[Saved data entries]
-------------------------

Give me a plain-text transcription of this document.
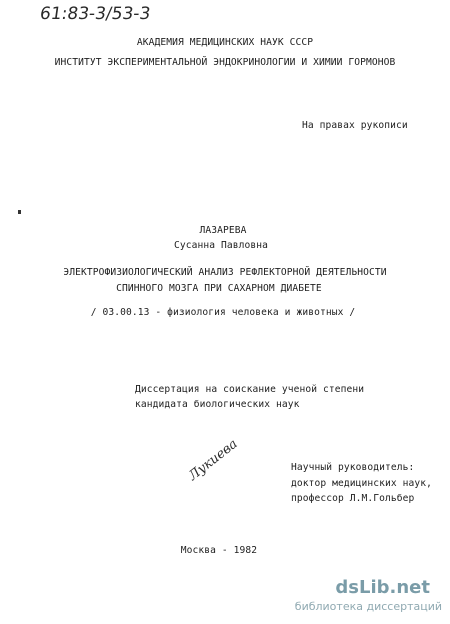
61:83-3/53-3
АКАДЕМИЯ МЕДИЦИНСКИХ НАУК СССР
ИНСТИТУТ ЭКСПЕРИМЕНТАЛЬНОЙ ЭНДОКРИНОЛОГИИ И ХИМИИ ГОРМОНОВ
На правах рукописи
ЛАЗАРЕВА
Сусанна Павловна
ЭЛЕКТРОФИЗИОЛОГИЧЕСКИЙ АНАЛИЗ РЕФЛЕКТОРНОЙ ДЕЯТЕЛЬНОСТИ
СПИННОГО МОЗГА ПРИ САХАРНОМ ДИАБЕТЕ
/ 03.00.13 - физиология человека и животных /
Диссертация на соискание ученой степени
кандидата биологических наук
Лукиева	Научный руководитель:
доктор медицинских наук,
профессор Л.М.Гольбер
Москва - 1982
dsLib.net
библиотека диссертаций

-------------------------

- WRITTEN REQUEST:
Your copy of the data above should match it exactly, except that pictures are left out.

- COMPLETE OUTPUT:
Give me a plain-text transcription of this document.
61:83-3/53-3
АКАДЕМИЯ МЕДИЦИНСКИХ НАУК СССР
ИНСТИТУТ ЭКСПЕРИМЕНТАЛЬНОЙ ЭНДОКРИНОЛОГИИ И ХИМИИ ГОРМОНОВ
На правах рукописи
ЛАЗАРЕВА
Сусанна Павловна
ЭЛЕКТРОФИЗИОЛОГИЧЕСКИЙ АНАЛИЗ РЕФЛЕКТОРНОЙ ДЕЯТЕЛЬНОСТИ
СПИННОГО МОЗГА ПРИ САХАРНОМ ДИАБЕТЕ
/ 03.00.13 - физиология человека и животных /
Диссертация на соискание ученой степени
кандидата биологических наук
Лукиева	Научный руководитель:
доктор медицинских наук,
профессор Л.М.Гольбер
Москва - 1982
dsLib.net
библиотека диссертаций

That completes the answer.